# start of Dataset records

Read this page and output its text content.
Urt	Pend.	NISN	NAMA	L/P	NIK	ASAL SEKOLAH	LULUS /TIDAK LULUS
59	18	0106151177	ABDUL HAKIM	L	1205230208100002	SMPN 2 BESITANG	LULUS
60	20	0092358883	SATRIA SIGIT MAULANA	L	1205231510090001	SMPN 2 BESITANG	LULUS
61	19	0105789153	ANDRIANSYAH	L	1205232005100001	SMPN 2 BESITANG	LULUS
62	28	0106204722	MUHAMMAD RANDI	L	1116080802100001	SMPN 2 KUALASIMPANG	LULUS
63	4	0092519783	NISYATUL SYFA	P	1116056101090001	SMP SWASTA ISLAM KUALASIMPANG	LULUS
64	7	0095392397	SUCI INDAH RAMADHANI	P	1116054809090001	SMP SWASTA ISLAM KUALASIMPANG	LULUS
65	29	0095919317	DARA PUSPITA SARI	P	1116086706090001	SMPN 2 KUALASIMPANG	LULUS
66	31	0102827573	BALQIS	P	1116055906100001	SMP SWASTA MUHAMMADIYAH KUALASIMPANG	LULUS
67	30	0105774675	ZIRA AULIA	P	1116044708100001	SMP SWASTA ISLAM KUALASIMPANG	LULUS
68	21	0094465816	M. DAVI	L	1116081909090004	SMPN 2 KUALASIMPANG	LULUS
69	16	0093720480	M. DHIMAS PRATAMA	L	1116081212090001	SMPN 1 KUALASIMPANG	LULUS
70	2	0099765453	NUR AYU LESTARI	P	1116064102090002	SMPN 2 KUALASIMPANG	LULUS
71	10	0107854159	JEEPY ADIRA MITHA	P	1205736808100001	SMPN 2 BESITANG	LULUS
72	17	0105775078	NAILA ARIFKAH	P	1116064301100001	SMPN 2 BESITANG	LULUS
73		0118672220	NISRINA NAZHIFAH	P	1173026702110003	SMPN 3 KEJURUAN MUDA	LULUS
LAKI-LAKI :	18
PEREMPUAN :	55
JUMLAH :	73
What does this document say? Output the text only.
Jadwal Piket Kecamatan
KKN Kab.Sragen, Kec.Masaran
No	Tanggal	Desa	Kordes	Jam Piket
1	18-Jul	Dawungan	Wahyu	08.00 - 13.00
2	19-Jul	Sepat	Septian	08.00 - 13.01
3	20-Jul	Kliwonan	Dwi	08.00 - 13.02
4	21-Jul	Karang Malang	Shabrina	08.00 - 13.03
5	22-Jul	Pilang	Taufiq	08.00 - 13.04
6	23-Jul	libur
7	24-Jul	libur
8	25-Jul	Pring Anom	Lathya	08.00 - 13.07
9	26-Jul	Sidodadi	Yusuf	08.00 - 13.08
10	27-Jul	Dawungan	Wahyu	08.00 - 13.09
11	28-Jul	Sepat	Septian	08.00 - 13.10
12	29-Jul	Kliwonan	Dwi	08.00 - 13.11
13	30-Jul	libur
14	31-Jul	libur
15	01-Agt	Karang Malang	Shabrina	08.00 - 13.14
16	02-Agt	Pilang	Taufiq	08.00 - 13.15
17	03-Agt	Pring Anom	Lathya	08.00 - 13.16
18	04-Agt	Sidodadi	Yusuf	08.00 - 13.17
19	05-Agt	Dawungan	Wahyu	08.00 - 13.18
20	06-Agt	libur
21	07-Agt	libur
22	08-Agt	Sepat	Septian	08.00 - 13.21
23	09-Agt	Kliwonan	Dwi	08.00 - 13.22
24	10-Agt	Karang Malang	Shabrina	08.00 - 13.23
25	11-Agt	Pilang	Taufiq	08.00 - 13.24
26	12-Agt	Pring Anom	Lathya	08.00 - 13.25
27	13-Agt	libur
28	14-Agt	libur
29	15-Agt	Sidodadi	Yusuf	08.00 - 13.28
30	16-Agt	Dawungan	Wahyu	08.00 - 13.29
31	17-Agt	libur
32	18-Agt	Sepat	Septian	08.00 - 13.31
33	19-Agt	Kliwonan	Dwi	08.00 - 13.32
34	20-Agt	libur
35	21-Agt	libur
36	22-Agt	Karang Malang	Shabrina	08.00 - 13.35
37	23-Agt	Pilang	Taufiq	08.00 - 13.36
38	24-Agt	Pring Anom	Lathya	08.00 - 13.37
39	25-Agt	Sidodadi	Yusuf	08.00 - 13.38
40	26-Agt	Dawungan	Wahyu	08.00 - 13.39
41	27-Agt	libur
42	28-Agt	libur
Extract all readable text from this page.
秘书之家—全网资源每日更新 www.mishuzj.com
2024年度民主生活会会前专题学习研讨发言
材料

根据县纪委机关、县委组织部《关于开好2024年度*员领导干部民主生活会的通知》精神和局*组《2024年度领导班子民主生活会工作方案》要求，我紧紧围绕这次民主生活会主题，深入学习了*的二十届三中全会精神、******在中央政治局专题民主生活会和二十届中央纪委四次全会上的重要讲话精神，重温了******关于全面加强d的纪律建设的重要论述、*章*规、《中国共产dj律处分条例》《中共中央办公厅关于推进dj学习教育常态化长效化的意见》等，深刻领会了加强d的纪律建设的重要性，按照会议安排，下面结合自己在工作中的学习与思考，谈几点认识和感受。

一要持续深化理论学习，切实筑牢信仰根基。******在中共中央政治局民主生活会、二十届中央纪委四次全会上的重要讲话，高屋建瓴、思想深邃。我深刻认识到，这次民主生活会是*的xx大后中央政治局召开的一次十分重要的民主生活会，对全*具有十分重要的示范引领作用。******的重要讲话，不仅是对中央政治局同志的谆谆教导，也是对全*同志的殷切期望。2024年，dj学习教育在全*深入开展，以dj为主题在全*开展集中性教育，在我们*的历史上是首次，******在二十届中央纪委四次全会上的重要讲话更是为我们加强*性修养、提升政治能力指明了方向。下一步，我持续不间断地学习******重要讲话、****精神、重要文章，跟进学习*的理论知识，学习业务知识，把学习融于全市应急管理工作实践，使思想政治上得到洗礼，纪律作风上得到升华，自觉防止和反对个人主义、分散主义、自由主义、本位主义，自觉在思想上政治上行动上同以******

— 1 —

# end of Dataset records

Exercise instructions >> Output the entries exactly.

Result >>
Read this page and output its text content.
Urt	Pend.	NISN	NAMA	L/P	NIK	ASAL SEKOLAH	LULUS /TIDAK LULUS
59	18	0106151177	ABDUL HAKIM	L	1205230208100002	SMPN 2 BESITANG	LULUS
60	20	0092358883	SATRIA SIGIT MAULANA	L	1205231510090001	SMPN 2 BESITANG	LULUS
61	19	0105789153	ANDRIANSYAH	L	1205232005100001	SMPN 2 BESITANG	LULUS
62	28	0106204722	MUHAMMAD RANDI	L	1116080802100001	SMPN 2 KUALASIMPANG	LULUS
63	4	0092519783	NISYATUL SYFA	P	1116056101090001	SMP SWASTA ISLAM KUALASIMPANG	LULUS
64	7	0095392397	SUCI INDAH RAMADHANI	P	1116054809090001	SMP SWASTA ISLAM KUALASIMPANG	LULUS
65	29	0095919317	DARA PUSPITA SARI	P	1116086706090001	SMPN 2 KUALASIMPANG	LULUS
66	31	0102827573	BALQIS	P	1116055906100001	SMP SWASTA MUHAMMADIYAH KUALASIMPANG	LULUS
67	30	0105774675	ZIRA AULIA	P	1116044708100001	SMP SWASTA ISLAM KUALASIMPANG	LULUS
68	21	0094465816	M. DAVI	L	1116081909090004	SMPN 2 KUALASIMPANG	LULUS
69	16	0093720480	M. DHIMAS PRATAMA	L	1116081212090001	SMPN 1 KUALASIMPANG	LULUS
70	2	0099765453	NUR AYU LESTARI	P	1116064102090002	SMPN 2 KUALASIMPANG	LULUS
71	10	0107854159	JEEPY ADIRA MITHA	P	1205736808100001	SMPN 2 BESITANG	LULUS
72	17	0105775078	NAILA ARIFKAH	P	1116064301100001	SMPN 2 BESITANG	LULUS
73		0118672220	NISRINA NAZHIFAH	P	1173026702110003	SMPN 3 KEJURUAN MUDA	LULUS
LAKI-LAKI :	18
PEREMPUAN :	55
JUMLAH :	73
What does this document say? Output the text only.
Jadwal Piket Kecamatan
KKN Kab.Sragen, Kec.Masaran
No	Tanggal	Desa	Kordes	Jam Piket
1	18-Jul	Dawungan	Wahyu	08.00 - 13.00
2	19-Jul	Sepat	Septian	08.00 - 13.01
3	20-Jul	Kliwonan	Dwi	08.00 - 13.02
4	21-Jul	Karang Malang	Shabrina	08.00 - 13.03
5	22-Jul	Pilang	Taufiq	08.00 - 13.04
6	23-Jul	libur
7	24-Jul	libur
8	25-Jul	Pring Anom	Lathya	08.00 - 13.07
9	26-Jul	Sidodadi	Yusuf	08.00 - 13.08
10	27-Jul	Dawungan	Wahyu	08.00 - 13.09
11	28-Jul	Sepat	Septian	08.00 - 13.10
12	29-Jul	Kliwonan	Dwi	08.00 - 13.11
13	30-Jul	libur
14	31-Jul	libur
15	01-Agt	Karang Malang	Shabrina	08.00 - 13.14
16	02-Agt	Pilang	Taufiq	08.00 - 13.15
17	03-Agt	Pring Anom	Lathya	08.00 - 13.16
18	04-Agt	Sidodadi	Yusuf	08.00 - 13.17
19	05-Agt	Dawungan	Wahyu	08.00 - 13.18
20	06-Agt	libur
21	07-Agt	libur
22	08-Agt	Sepat	Septian	08.00 - 13.21
23	09-Agt	Kliwonan	Dwi	08.00 - 13.22
24	10-Agt	Karang Malang	Shabrina	08.00 - 13.23
25	11-Agt	Pilang	Taufiq	08.00 - 13.24
26	12-Agt	Pring Anom	Lathya	08.00 - 13.25
27	13-Agt	libur
28	14-Agt	libur
29	15-Agt	Sidodadi	Yusuf	08.00 - 13.28
30	16-Agt	Dawungan	Wahyu	08.00 - 13.29
31	17-Agt	libur
32	18-Agt	Sepat	Septian	08.00 - 13.31
33	19-Agt	Kliwonan	Dwi	08.00 - 13.32
34	20-Agt	libur
35	21-Agt	libur
36	22-Agt	Karang Malang	Shabrina	08.00 - 13.35
37	23-Agt	Pilang	Taufiq	08.00 - 13.36
38	24-Agt	Pring Anom	Lathya	08.00 - 13.37
39	25-Agt	Sidodadi	Yusuf	08.00 - 13.38
40	26-Agt	Dawungan	Wahyu	08.00 - 13.39
41	27-Agt	libur
42	28-Agt	libur
Extract all readable text from this page.
秘书之家—全网资源每日更新 www.mishuzj.com
2024年度民主生活会会前专题学习研讨发言
材料

根据县纪委机关、县委组织部《关于开好2024年度*员领导干部民主生活会的通知》精神和局*组《2024年度领导班子民主生活会工作方案》要求，我紧紧围绕这次民主生活会主题，深入学习了*的二十届三中全会精神、******在中央政治局专题民主生活会和二十届中央纪委四次全会上的重要讲话精神，重温了******关于全面加强d的纪律建设的重要论述、*章*规、《中国共产dj律处分条例》《中共中央办公厅关于推进dj学习教育常态化长效化的意见》等，深刻领会了加强d的纪律建设的重要性，按照会议安排，下面结合自己在工作中的学习与思考，谈几点认识和感受。

一要持续深化理论学习，切实筑牢信仰根基。******在中共中央政治局民主生活会、二十届中央纪委四次全会上的重要讲话，高屋建瓴、思想深邃。我深刻认识到，这次民主生活会是*的xx大后中央政治局召开的一次十分重要的民主生活会，对全*具有十分重要的示范引领作用。******的重要讲话，不仅是对中央政治局同志的谆谆教导，也是对全*同志的殷切期望。2024年，dj学习教育在全*深入开展，以dj为主题在全*开展集中性教育，在我们*的历史上是首次，******在二十届中央纪委四次全会上的重要讲话更是为我们加强*性修养、提升政治能力指明了方向。下一步，我持续不间断地学习******重要讲话、****精神、重要文章，跟进学习*的理论知识，学习业务知识，把学习融于全市应急管理工作实践，使思想政治上得到洗礼，纪律作风上得到升华，自觉防止和反对个人主义、分散主义、自由主义、本位主义，自觉在思想上政治上行动上同以******

— 1 —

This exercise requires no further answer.